## Task objective
All lines in the data bearing the string "style" should be identified and copied.

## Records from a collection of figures
----

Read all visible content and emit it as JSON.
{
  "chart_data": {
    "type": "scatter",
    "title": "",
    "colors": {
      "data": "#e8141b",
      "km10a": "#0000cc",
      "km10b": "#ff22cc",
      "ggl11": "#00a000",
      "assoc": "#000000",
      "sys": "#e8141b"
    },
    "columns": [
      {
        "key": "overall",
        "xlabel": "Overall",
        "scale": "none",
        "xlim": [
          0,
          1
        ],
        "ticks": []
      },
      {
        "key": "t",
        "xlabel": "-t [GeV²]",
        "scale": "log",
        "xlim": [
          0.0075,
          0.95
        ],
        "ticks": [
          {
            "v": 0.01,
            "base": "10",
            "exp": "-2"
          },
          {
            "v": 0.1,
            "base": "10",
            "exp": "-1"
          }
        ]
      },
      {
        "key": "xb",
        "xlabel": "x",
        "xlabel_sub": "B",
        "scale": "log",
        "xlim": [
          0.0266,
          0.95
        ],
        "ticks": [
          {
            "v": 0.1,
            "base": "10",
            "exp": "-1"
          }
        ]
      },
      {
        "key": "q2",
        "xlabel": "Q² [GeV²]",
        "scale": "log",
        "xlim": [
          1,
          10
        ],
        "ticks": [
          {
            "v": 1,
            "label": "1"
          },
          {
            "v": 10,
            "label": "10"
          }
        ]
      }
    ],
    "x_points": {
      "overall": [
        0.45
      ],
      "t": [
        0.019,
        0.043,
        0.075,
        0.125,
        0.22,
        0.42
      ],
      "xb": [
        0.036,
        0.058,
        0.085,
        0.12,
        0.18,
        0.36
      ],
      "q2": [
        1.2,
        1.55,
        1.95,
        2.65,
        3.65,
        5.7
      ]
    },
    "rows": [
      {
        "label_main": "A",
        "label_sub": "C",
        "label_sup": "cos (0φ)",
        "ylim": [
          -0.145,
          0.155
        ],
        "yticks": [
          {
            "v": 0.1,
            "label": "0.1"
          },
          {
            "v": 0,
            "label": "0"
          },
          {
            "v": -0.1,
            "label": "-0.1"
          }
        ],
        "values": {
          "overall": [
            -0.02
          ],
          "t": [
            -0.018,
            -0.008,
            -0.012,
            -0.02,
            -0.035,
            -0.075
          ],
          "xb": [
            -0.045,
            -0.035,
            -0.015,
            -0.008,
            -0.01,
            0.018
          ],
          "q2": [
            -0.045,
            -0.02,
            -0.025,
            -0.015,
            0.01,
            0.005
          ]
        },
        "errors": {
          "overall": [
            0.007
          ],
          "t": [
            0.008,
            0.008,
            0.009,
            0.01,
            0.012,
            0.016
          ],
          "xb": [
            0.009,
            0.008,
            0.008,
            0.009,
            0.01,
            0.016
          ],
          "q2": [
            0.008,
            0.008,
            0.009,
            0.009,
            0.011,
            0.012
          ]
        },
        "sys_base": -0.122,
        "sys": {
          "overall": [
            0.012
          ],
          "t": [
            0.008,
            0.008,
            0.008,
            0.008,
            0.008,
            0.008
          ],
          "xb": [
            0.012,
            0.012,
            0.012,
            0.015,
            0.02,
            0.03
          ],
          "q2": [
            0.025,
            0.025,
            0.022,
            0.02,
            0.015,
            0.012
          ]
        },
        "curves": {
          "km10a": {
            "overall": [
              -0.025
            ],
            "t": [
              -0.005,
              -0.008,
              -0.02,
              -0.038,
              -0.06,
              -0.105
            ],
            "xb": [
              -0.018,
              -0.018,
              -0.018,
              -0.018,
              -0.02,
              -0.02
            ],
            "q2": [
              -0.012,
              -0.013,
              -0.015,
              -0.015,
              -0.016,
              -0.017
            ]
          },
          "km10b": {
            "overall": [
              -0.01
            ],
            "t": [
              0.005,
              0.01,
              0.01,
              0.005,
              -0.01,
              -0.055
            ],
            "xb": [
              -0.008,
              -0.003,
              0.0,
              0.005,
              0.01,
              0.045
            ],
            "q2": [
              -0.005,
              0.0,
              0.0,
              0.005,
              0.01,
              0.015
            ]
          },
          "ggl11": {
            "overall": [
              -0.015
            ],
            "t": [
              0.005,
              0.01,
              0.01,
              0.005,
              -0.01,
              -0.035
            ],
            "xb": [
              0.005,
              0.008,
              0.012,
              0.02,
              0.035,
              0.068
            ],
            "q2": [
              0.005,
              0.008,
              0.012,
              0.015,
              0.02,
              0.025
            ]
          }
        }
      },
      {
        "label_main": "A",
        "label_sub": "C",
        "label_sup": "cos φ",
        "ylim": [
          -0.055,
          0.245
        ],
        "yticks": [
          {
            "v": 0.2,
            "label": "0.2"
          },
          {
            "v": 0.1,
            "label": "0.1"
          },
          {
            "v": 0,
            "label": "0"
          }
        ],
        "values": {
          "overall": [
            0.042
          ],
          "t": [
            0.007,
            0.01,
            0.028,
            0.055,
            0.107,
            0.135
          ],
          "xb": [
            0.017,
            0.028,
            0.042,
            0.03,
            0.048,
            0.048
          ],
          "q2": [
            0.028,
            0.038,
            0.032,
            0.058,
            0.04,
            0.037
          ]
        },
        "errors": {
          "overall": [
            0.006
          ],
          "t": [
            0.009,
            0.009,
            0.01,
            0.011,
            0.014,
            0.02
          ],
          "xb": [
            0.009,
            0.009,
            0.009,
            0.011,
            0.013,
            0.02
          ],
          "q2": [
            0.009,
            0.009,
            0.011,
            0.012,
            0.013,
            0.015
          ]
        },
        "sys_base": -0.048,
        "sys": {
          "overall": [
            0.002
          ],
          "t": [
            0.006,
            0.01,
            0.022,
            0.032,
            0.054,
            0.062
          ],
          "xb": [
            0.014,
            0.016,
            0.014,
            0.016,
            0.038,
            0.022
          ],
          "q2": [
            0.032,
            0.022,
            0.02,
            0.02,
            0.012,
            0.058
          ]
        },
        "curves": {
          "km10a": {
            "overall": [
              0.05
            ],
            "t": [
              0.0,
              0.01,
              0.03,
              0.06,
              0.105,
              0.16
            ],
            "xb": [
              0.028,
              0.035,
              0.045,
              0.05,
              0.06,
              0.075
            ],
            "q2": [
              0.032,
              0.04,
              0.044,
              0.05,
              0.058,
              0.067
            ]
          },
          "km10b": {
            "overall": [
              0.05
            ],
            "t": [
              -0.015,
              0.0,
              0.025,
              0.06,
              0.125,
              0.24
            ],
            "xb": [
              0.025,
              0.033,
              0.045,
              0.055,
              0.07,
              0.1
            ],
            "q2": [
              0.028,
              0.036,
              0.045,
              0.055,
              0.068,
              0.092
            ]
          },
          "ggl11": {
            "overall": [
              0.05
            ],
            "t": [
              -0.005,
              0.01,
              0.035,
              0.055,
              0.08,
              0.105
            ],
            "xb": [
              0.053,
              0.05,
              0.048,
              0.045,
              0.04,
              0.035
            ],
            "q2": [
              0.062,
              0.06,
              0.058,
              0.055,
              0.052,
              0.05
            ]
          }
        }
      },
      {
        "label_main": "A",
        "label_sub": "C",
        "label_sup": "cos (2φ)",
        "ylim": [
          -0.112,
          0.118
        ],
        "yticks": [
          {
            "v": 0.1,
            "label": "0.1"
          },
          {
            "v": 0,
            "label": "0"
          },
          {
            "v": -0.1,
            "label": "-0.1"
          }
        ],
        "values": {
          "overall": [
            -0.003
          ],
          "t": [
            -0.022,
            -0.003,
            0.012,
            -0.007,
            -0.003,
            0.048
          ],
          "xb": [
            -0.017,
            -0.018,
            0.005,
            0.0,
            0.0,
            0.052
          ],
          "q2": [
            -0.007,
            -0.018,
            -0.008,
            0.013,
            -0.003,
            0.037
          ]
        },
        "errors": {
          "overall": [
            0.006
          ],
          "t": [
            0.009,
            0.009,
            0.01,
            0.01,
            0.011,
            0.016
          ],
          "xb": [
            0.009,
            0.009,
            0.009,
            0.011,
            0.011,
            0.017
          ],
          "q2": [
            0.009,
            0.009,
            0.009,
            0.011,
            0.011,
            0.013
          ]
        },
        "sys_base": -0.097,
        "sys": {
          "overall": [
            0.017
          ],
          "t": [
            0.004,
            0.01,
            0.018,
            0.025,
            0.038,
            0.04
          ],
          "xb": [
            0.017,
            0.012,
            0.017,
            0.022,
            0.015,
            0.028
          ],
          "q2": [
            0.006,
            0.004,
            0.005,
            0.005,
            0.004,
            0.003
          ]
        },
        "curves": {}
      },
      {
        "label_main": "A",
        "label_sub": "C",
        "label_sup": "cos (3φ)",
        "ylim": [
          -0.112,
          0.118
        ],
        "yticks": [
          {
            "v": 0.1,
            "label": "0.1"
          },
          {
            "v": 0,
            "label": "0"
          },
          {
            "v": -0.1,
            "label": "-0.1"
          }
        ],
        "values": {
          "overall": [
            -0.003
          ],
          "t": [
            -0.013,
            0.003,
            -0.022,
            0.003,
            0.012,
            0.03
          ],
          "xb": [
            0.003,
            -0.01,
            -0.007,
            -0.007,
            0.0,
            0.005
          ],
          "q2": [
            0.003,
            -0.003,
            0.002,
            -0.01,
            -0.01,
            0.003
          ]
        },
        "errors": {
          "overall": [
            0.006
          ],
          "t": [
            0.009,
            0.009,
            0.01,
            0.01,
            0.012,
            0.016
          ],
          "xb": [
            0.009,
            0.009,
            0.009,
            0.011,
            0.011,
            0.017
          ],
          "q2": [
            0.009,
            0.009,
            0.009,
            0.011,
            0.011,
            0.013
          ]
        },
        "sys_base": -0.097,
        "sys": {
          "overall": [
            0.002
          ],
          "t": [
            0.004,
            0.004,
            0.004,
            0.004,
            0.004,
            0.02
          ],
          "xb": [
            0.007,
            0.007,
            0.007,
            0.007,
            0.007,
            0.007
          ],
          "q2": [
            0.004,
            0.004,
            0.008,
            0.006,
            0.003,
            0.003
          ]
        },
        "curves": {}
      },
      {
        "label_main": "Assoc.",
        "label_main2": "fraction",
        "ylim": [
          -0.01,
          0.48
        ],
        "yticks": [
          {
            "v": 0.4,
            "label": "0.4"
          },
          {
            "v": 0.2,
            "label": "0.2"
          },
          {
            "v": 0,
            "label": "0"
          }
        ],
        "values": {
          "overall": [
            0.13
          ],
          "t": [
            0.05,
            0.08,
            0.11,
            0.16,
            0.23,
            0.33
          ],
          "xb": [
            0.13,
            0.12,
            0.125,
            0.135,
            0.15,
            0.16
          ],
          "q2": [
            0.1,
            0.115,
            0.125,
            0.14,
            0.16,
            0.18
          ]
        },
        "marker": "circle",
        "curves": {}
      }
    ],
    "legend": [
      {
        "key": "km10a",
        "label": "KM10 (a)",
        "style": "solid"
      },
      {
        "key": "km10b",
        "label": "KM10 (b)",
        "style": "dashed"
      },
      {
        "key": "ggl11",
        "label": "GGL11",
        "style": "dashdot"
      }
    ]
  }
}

----

## Full answer
        "style": "solid"
        "style": "dashed"
        "style": "dashdot"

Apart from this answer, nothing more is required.